**WHAT TO WORK ON**
Transcribe the lines of the records starting with the one that has "Read out every word on this page." in it and ending with the last, and transcribe nothing else.

Dataset entries:

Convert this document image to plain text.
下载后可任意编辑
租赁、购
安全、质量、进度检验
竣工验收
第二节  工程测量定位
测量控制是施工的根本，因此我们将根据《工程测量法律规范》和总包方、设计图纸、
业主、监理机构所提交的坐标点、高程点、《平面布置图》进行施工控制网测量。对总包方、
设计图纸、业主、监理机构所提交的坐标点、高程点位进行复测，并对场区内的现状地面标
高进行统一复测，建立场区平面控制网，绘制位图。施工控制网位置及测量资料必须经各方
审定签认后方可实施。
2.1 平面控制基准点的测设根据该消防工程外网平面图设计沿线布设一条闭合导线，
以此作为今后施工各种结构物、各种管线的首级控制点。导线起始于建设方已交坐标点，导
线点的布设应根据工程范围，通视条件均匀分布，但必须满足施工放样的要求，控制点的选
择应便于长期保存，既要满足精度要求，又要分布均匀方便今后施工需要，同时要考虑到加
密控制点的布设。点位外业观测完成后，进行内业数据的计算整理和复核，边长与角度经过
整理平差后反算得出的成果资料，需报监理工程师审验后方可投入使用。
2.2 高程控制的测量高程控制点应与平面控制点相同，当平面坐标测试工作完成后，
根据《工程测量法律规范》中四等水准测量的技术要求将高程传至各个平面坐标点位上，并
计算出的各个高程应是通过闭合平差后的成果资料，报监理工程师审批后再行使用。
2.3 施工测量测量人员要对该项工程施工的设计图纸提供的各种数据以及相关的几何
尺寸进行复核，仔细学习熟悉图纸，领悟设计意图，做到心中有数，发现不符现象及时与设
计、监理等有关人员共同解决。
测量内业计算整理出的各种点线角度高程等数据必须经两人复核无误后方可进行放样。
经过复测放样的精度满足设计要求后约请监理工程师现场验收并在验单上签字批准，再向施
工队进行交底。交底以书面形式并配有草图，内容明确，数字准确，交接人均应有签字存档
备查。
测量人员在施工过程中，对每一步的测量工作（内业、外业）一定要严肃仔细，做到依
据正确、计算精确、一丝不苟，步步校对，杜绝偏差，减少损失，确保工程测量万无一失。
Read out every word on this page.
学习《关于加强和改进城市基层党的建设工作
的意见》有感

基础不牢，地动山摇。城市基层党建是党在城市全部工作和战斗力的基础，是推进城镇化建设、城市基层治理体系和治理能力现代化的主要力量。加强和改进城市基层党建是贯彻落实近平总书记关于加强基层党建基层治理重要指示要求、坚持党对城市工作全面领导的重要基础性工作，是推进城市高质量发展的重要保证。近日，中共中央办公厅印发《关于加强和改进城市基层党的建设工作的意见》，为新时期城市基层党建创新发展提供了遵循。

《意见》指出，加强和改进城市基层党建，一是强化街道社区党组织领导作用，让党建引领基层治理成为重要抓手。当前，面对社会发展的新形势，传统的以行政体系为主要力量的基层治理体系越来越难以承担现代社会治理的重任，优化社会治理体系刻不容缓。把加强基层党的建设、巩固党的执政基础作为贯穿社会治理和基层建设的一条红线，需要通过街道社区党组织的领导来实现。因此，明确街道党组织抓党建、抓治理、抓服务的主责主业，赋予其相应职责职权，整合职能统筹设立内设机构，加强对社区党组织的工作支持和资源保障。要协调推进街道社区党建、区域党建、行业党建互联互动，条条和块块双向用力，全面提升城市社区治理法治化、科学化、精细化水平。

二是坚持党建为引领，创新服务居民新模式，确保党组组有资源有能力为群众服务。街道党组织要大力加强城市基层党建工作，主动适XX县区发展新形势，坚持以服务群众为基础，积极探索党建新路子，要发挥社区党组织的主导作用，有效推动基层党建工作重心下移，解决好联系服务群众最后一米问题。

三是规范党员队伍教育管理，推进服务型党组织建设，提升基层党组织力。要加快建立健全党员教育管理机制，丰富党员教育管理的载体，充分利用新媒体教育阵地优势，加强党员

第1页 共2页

**EXERCISE SOLUTION**
Read out every word on this page.
学习《关于加强和改进城市基层党的建设工作
的意见》有感

基础不牢，地动山摇。城市基层党建是党在城市全部工作和战斗力的基础，是推进城镇化建设、城市基层治理体系和治理能力现代化的主要力量。加强和改进城市基层党建是贯彻落实近平总书记关于加强基层党建基层治理重要指示要求、坚持党对城市工作全面领导的重要基础性工作，是推进城市高质量发展的重要保证。近日，中共中央办公厅印发《关于加强和改进城市基层党的建设工作的意见》，为新时期城市基层党建创新发展提供了遵循。

《意见》指出，加强和改进城市基层党建，一是强化街道社区党组织领导作用，让党建引领基层治理成为重要抓手。当前，面对社会发展的新形势，传统的以行政体系为主要力量的基层治理体系越来越难以承担现代社会治理的重任，优化社会治理体系刻不容缓。把加强基层党的建设、巩固党的执政基础作为贯穿社会治理和基层建设的一条红线，需要通过街道社区党组织的领导来实现。因此，明确街道党组织抓党建、抓治理、抓服务的主责主业，赋予其相应职责职权，整合职能统筹设立内设机构，加强对社区党组织的工作支持和资源保障。要协调推进街道社区党建、区域党建、行业党建互联互动，条条和块块双向用力，全面提升城市社区治理法治化、科学化、精细化水平。

二是坚持党建为引领，创新服务居民新模式，确保党组组有资源有能力为群众服务。街道党组织要大力加强城市基层党建工作，主动适XX县区发展新形势，坚持以服务群众为基础，积极探索党建新路子，要发挥社区党组织的主导作用，有效推动基层党建工作重心下移，解决好联系服务群众最后一米问题。

三是规范党员队伍教育管理，推进服务型党组织建设，提升基层党组织力。要加快建立健全党员教育管理机制，丰富党员教育管理的载体，充分利用新媒体教育阵地优势，加强党员

第1页 共2页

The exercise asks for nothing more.